What you have to do = Search the listing below for the string "ATAPI" and show each line that contains it.

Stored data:
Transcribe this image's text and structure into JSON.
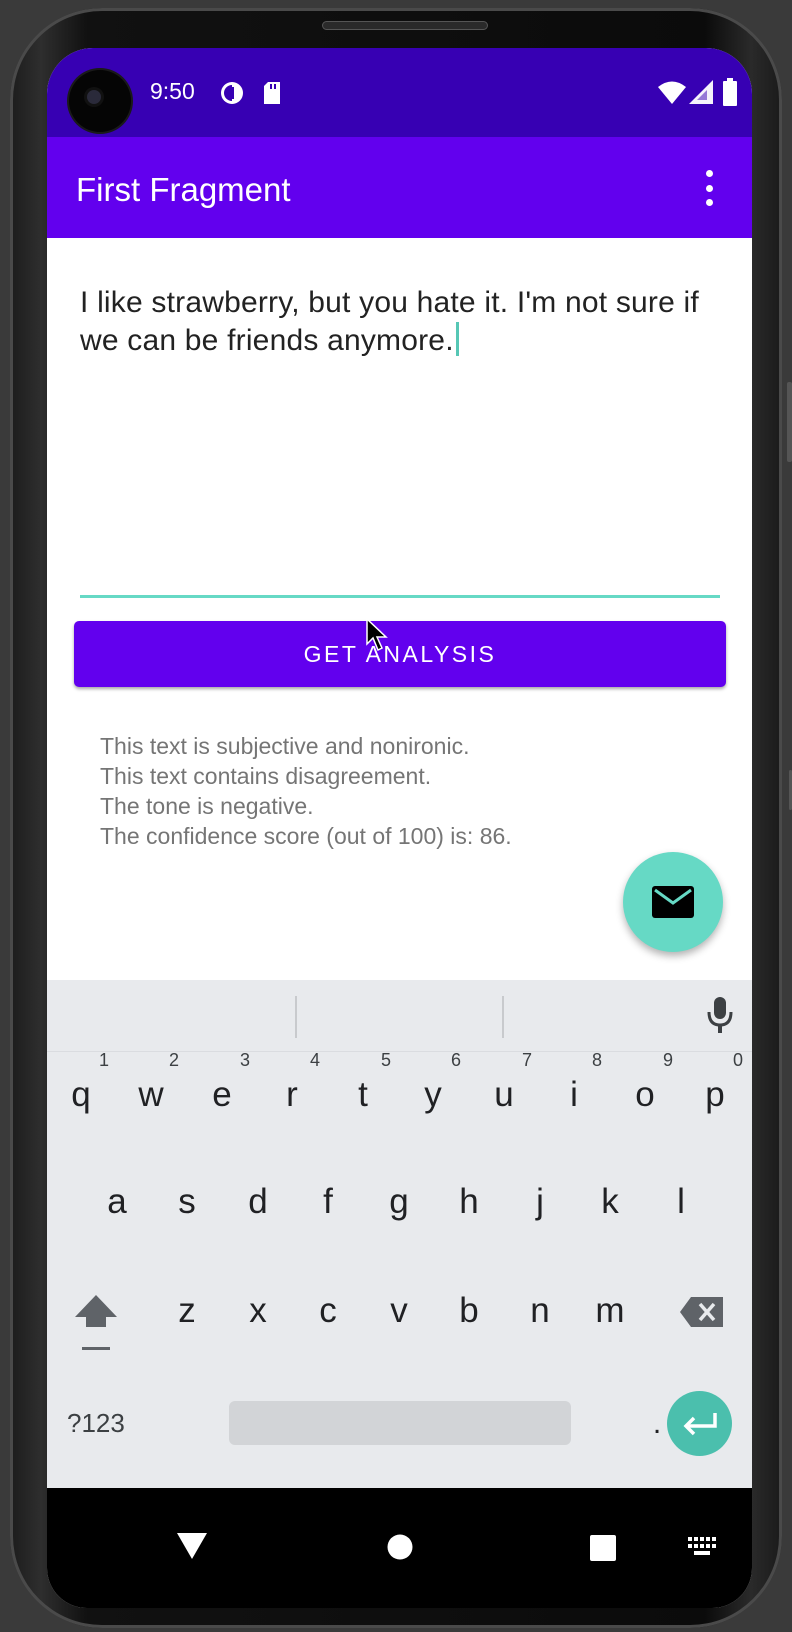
{
  "status_bar": {
    "time": "9:50"
  },
  "app_bar": {
    "title": "First Fragment"
  },
  "input": {
    "value": "I like strawberry, but you hate it. I'm not sure if we can be friends anymore."
  },
  "analyze_button": {
    "label": "GET ANALYSIS"
  },
  "results": {
    "lines": [
      "This text is subjective and nonironic.",
      "This text contains disagreement.",
      "The tone is negative.",
      "The confidence score (out of 100) is: 86."
    ]
  },
  "keyboard": {
    "row1": [
      {
        "key": "q",
        "hint": "1"
      },
      {
        "key": "w",
        "hint": "2"
      },
      {
        "key": "e",
        "hint": "3"
      },
      {
        "key": "r",
        "hint": "4"
      },
      {
        "key": "t",
        "hint": "5"
      },
      {
        "key": "y",
        "hint": "6"
      },
      {
        "key": "u",
        "hint": "7"
      },
      {
        "key": "i",
        "hint": "8"
      },
      {
        "key": "o",
        "hint": "9"
      },
      {
        "key": "p",
        "hint": "0"
      }
    ],
    "row2": [
      "a",
      "s",
      "d",
      "f",
      "g",
      "h",
      "j",
      "k",
      "l"
    ],
    "row3": [
      "z",
      "x",
      "c",
      "v",
      "b",
      "n",
      "m"
    ],
    "symbols_label": "?123",
    "comma": ",",
    "period": "."
  },
  "colors": {
    "status_bar": "#3700b3",
    "primary": "#6200ee",
    "accent": "#66d9c5",
    "result_text": "#757575",
    "keyboard_bg": "#e8eaed"
  },
  "icons": [
    "camera-icon",
    "data-saver-icon",
    "sd-card-icon",
    "wifi-icon",
    "signal-icon",
    "battery-icon",
    "overflow-menu-icon",
    "email-icon",
    "microphone-icon",
    "shift-icon",
    "backspace-icon",
    "enter-icon",
    "back-icon",
    "home-icon",
    "recents-icon",
    "keyboard-switch-icon"
  ]
}
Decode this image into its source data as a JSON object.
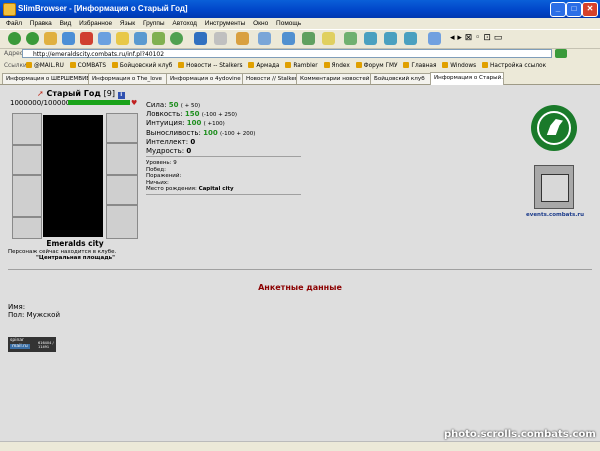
{
  "window": {
    "title": "SlimBrowser - [Информация о Старый Год]",
    "min": "_",
    "max": "□",
    "close": "✕"
  },
  "menu": [
    "Файл",
    "Правка",
    "Вид",
    "Избранное",
    "Язык",
    "Группы",
    "Автоход",
    "Инструменты",
    "Окно",
    "Помощь"
  ],
  "address": {
    "label": "Адрес",
    "url": "http://emeraldscity.combats.ru/inf.pl?40102"
  },
  "links": {
    "label": "Ссылки",
    "items": [
      "@MAIL.RU",
      "COMBATS",
      "Бойцовский клуб",
      "Новости -- Stalkers",
      "Армада",
      "Rambler",
      "Яndex",
      "Форум ГМУ",
      "Главная",
      "Windows",
      "Настройка ссылок"
    ]
  },
  "tabs": [
    "Информация о ШЕРШЕМВИЕ",
    "Информация о The_love",
    "Информация о 4ydovine",
    "Новости // Stalkers",
    "Комментарии новостей //...",
    "Бойцовский клуб",
    "Информация о Старый..."
  ],
  "character": {
    "name": "Старый Год",
    "level": "[9]",
    "info_icon": "i",
    "hp": "1000000/1000000",
    "city": "Emeralds city",
    "location_text": "Персонаж сейчас находится в клубе.",
    "location_place": "\"Центральная площадь\""
  },
  "stats": {
    "strength": {
      "label": "Сила:",
      "value": "50",
      "extra": "( + 50)"
    },
    "agility": {
      "label": "Ловкость:",
      "value": "150",
      "extra": "(-100 + 250)"
    },
    "intuition": {
      "label": "Интуиция:",
      "value": "100",
      "extra": "( +100)"
    },
    "endurance": {
      "label": "Выносливость:",
      "value": "100",
      "extra": "(-100 + 200)"
    },
    "intellect": {
      "label": "Интеллект:",
      "value": "0"
    },
    "wisdom": {
      "label": "Мудрость:",
      "value": "0"
    }
  },
  "info": {
    "level": "Уровень: 9",
    "wins": "Побед:",
    "losses": "Поражений:",
    "draws": "Ничьих:",
    "birthplace_label": "Место рождения:",
    "birthplace": "Capital city"
  },
  "events_link": "events.combats.ru",
  "anketa": {
    "title": "Анкетные данные",
    "name_label": "Имя:",
    "gender": "Пол: Мужской"
  },
  "counter": {
    "label1": "spinar",
    "label2": "mail.ru",
    "nums": "616404 / 11491"
  },
  "watermark": "photo.scrolls.combats.com",
  "colors": {
    "accent": "#1f8f1f",
    "heading": "#8b0000",
    "title_blue": "#0044c8"
  }
}
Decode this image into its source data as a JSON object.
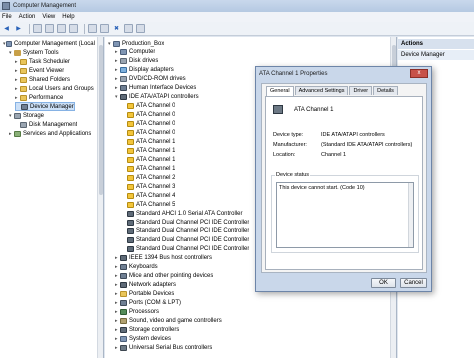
{
  "window": {
    "title": "Computer Management"
  },
  "menu": [
    "File",
    "Action",
    "View",
    "Help"
  ],
  "left_tree": [
    {
      "label": "Computer Management (Local",
      "icon": "computer-icon",
      "level": 0,
      "arrow": "▾"
    },
    {
      "label": "System Tools",
      "icon": "tools-icon",
      "level": 1,
      "arrow": "▾"
    },
    {
      "label": "Task Scheduler",
      "icon": "folder-icon",
      "level": 2,
      "arrow": "▸"
    },
    {
      "label": "Event Viewer",
      "icon": "folder-icon",
      "level": 2,
      "arrow": "▸"
    },
    {
      "label": "Shared Folders",
      "icon": "folder-icon",
      "level": 2,
      "arrow": "▸"
    },
    {
      "label": "Local Users and Groups",
      "icon": "folder-icon",
      "level": 2,
      "arrow": "▸"
    },
    {
      "label": "Performance",
      "icon": "folder-icon",
      "level": 2,
      "arrow": "▸"
    },
    {
      "label": "Device Manager",
      "icon": "device-icon",
      "level": 2,
      "arrow": "",
      "selected": true
    },
    {
      "label": "Storage",
      "icon": "disk-icon",
      "level": 1,
      "arrow": "▾"
    },
    {
      "label": "Disk Management",
      "icon": "disk-icon",
      "level": 2,
      "arrow": ""
    },
    {
      "label": "Services and Applications",
      "icon": "services-icon",
      "level": 1,
      "arrow": "▸"
    }
  ],
  "center_tree": [
    {
      "label": "Production_Box",
      "icon": "computer-icon",
      "level": 0,
      "arrow": "▾"
    },
    {
      "label": "Computer",
      "icon": "computer-icon",
      "level": 1,
      "arrow": "▸"
    },
    {
      "label": "Disk drives",
      "icon": "disk-icon",
      "level": 1,
      "arrow": "▸"
    },
    {
      "label": "Display adapters",
      "icon": "monitor-icon",
      "level": 1,
      "arrow": "▸"
    },
    {
      "label": "DVD/CD-ROM drives",
      "icon": "disk-icon",
      "level": 1,
      "arrow": "▸"
    },
    {
      "label": "Human Interface Devices",
      "icon": "device-icon",
      "level": 1,
      "arrow": "▸"
    },
    {
      "label": "IDE ATA/ATAPI controllers",
      "icon": "chip-icon",
      "level": 1,
      "arrow": "▾"
    },
    {
      "label": "ATA Channel 0",
      "icon": "warning-icon",
      "level": 2,
      "arrow": ""
    },
    {
      "label": "ATA Channel 0",
      "icon": "warning-icon",
      "level": 2,
      "arrow": ""
    },
    {
      "label": "ATA Channel 0",
      "icon": "warning-icon",
      "level": 2,
      "arrow": ""
    },
    {
      "label": "ATA Channel 0",
      "icon": "warning-icon",
      "level": 2,
      "arrow": ""
    },
    {
      "label": "ATA Channel 1",
      "icon": "warning-icon",
      "level": 2,
      "arrow": ""
    },
    {
      "label": "ATA Channel 1",
      "icon": "warning-icon",
      "level": 2,
      "arrow": ""
    },
    {
      "label": "ATA Channel 1",
      "icon": "warning-icon",
      "level": 2,
      "arrow": ""
    },
    {
      "label": "ATA Channel 1",
      "icon": "warning-icon",
      "level": 2,
      "arrow": ""
    },
    {
      "label": "ATA Channel 2",
      "icon": "warning-icon",
      "level": 2,
      "arrow": ""
    },
    {
      "label": "ATA Channel 3",
      "icon": "warning-icon",
      "level": 2,
      "arrow": ""
    },
    {
      "label": "ATA Channel 4",
      "icon": "warning-icon",
      "level": 2,
      "arrow": ""
    },
    {
      "label": "ATA Channel 5",
      "icon": "warning-icon",
      "level": 2,
      "arrow": ""
    },
    {
      "label": "Standard AHCI 1.0 Serial ATA Controller",
      "icon": "chip-icon",
      "level": 2,
      "arrow": ""
    },
    {
      "label": "Standard Dual Channel PCI IDE Controller",
      "icon": "chip-icon",
      "level": 2,
      "arrow": ""
    },
    {
      "label": "Standard Dual Channel PCI IDE Controller",
      "icon": "chip-icon",
      "level": 2,
      "arrow": ""
    },
    {
      "label": "Standard Dual Channel PCI IDE Controller",
      "icon": "chip-icon",
      "level": 2,
      "arrow": ""
    },
    {
      "label": "Standard Dual Channel PCI IDE Controller",
      "icon": "chip-icon",
      "level": 2,
      "arrow": ""
    },
    {
      "label": "IEEE 1394 Bus host controllers",
      "icon": "chip-icon",
      "level": 1,
      "arrow": "▸"
    },
    {
      "label": "Keyboards",
      "icon": "device-icon",
      "level": 1,
      "arrow": "▸"
    },
    {
      "label": "Mice and other pointing devices",
      "icon": "device-icon",
      "level": 1,
      "arrow": "▸"
    },
    {
      "label": "Network adapters",
      "icon": "chip-icon",
      "level": 1,
      "arrow": "▸"
    },
    {
      "label": "Portable Devices",
      "icon": "folder-icon",
      "level": 1,
      "arrow": "▸"
    },
    {
      "label": "Ports (COM & LPT)",
      "icon": "device-icon",
      "level": 1,
      "arrow": "▸"
    },
    {
      "label": "Processors",
      "icon": "processor-icon",
      "level": 1,
      "arrow": "▸"
    },
    {
      "label": "Sound, video and game controllers",
      "icon": "sound-icon",
      "level": 1,
      "arrow": "▸"
    },
    {
      "label": "Storage controllers",
      "icon": "chip-icon",
      "level": 1,
      "arrow": "▸"
    },
    {
      "label": "System devices",
      "icon": "computer-icon",
      "level": 1,
      "arrow": "▸"
    },
    {
      "label": "Universal Serial Bus controllers",
      "icon": "usb-icon",
      "level": 1,
      "arrow": "▸"
    }
  ],
  "actions": {
    "header": "Actions",
    "item": "Device Manager"
  },
  "dialog": {
    "title": "ATA Channel 1 Properties",
    "close_label": "x",
    "tabs": [
      "General",
      "Advanced Settings",
      "Driver",
      "Details"
    ],
    "device_name": "ATA Channel 1",
    "properties": [
      {
        "label": "Device type:",
        "value": "IDE ATA/ATAPI controllers"
      },
      {
        "label": "Manufacturer:",
        "value": "(Standard IDE ATA/ATAPI controllers)"
      },
      {
        "label": "Location:",
        "value": "Channel 1"
      }
    ],
    "status_title": "Device status",
    "status_text": "This device cannot start. (Code 10)",
    "ok_label": "OK",
    "cancel_label": "Cancel"
  }
}
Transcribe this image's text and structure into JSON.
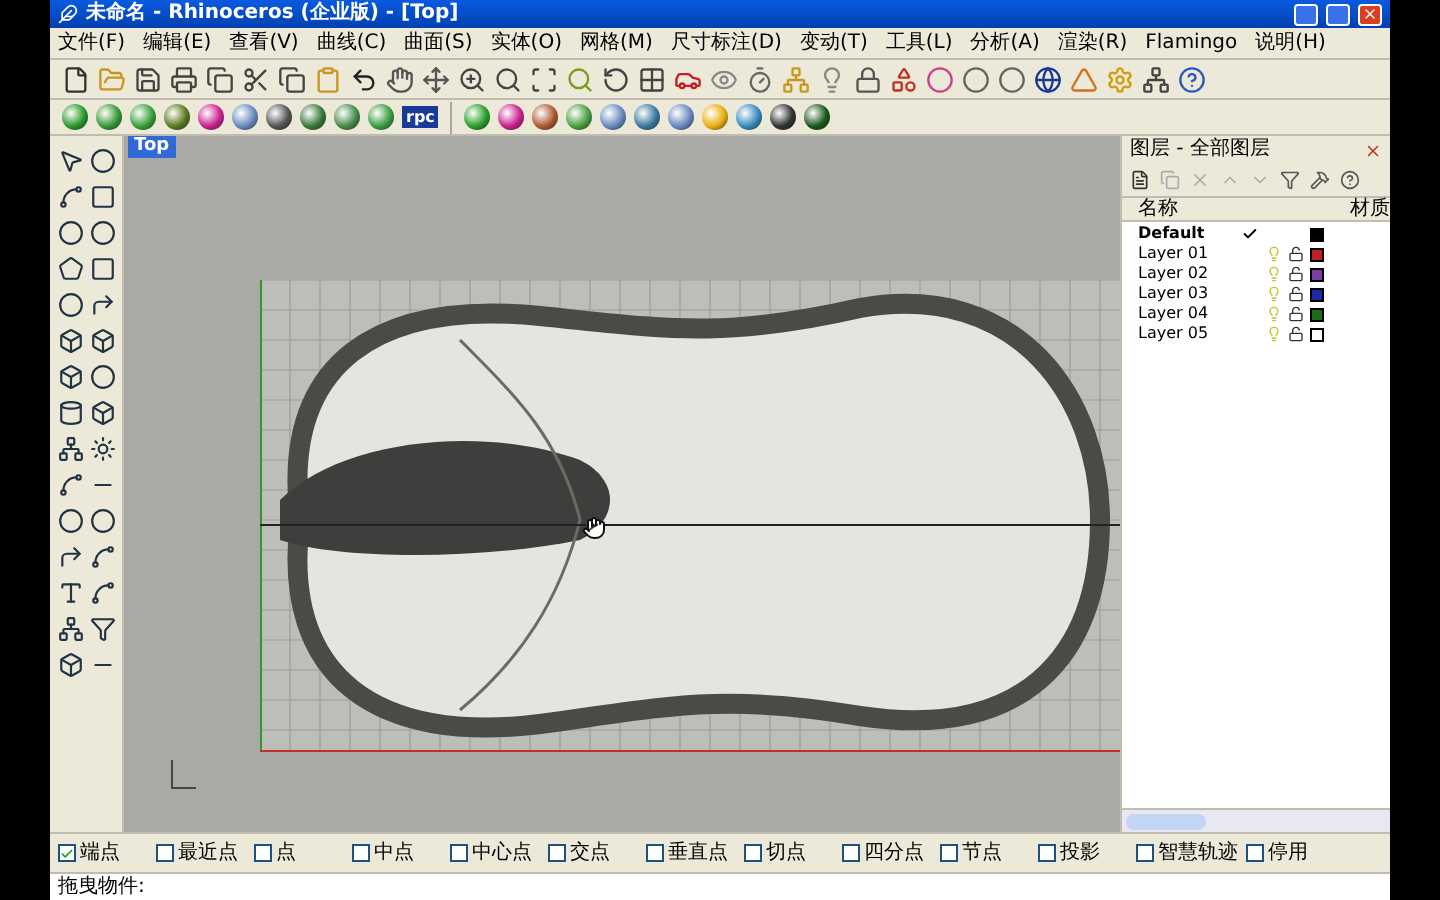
{
  "window": {
    "title": "未命名 - Rhinoceros (企业版) - [Top]"
  },
  "menu": [
    "文件(F)",
    "编辑(E)",
    "查看(V)",
    "曲线(C)",
    "曲面(S)",
    "实体(O)",
    "网格(M)",
    "尺寸标注(D)",
    "变动(T)",
    "工具(L)",
    "分析(A)",
    "渲染(R)",
    "Flamingo",
    "说明(H)"
  ],
  "render_toolbar": {
    "rpc_label": "rpc"
  },
  "viewport": {
    "title": "Top"
  },
  "layers_panel": {
    "title": "图层 - 全部图层",
    "columns": [
      "名称",
      "材质"
    ],
    "layers": [
      {
        "name": "Default",
        "current": true,
        "color": "#000000"
      },
      {
        "name": "Layer 01",
        "current": false,
        "on": true,
        "locked": false,
        "color": "#c0202a"
      },
      {
        "name": "Layer 02",
        "current": false,
        "on": true,
        "locked": false,
        "color": "#7a3fa0"
      },
      {
        "name": "Layer 03",
        "current": false,
        "on": true,
        "locked": false,
        "color": "#1a2aa8"
      },
      {
        "name": "Layer 04",
        "current": false,
        "on": true,
        "locked": false,
        "color": "#1f6a1f"
      },
      {
        "name": "Layer 05",
        "current": false,
        "on": true,
        "locked": false,
        "color": "#ffffff"
      }
    ]
  },
  "osnaps": [
    {
      "label": "端点",
      "checked": true
    },
    {
      "label": "最近点",
      "checked": false
    },
    {
      "label": "点",
      "checked": false
    },
    {
      "label": "中点",
      "checked": false
    },
    {
      "label": "中心点",
      "checked": false
    },
    {
      "label": "交点",
      "checked": false
    },
    {
      "label": "垂直点",
      "checked": false
    },
    {
      "label": "切点",
      "checked": false
    },
    {
      "label": "四分点",
      "checked": false
    },
    {
      "label": "节点",
      "checked": false
    },
    {
      "label": "投影",
      "checked": false
    },
    {
      "label": "智慧轨迹",
      "checked": false
    },
    {
      "label": "停用",
      "checked": false
    }
  ],
  "command_line": {
    "prompt": "拖曳物件:"
  }
}
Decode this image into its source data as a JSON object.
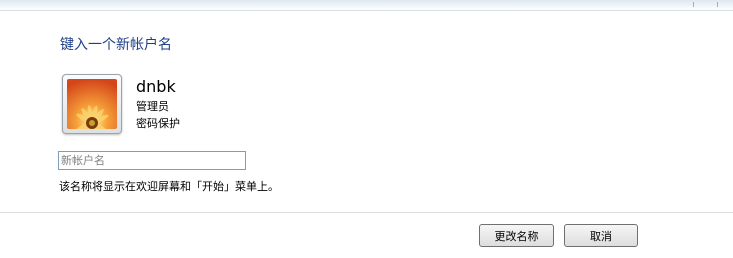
{
  "dialog": {
    "heading": "键入一个新帐户名"
  },
  "account": {
    "username": "dnbk",
    "role": "管理员",
    "protection": "密码保护",
    "avatar_icon": "flower-picture-icon"
  },
  "rename": {
    "placeholder": "新帐户名",
    "value": "",
    "hint": "该名称将显示在欢迎屏幕和「开始」菜单上。"
  },
  "buttons": {
    "rename_label": "更改名称",
    "cancel_label": "取消"
  },
  "colors": {
    "heading": "#1f3f87",
    "input_border": "#7f9db9"
  }
}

Full response =
      "label": "IDE ATA/ATAPI controllers",
        "value": "IDE ATA/ATAPI controllers"
        "value": "(Standard IDE ATA/ATAPI controllers)"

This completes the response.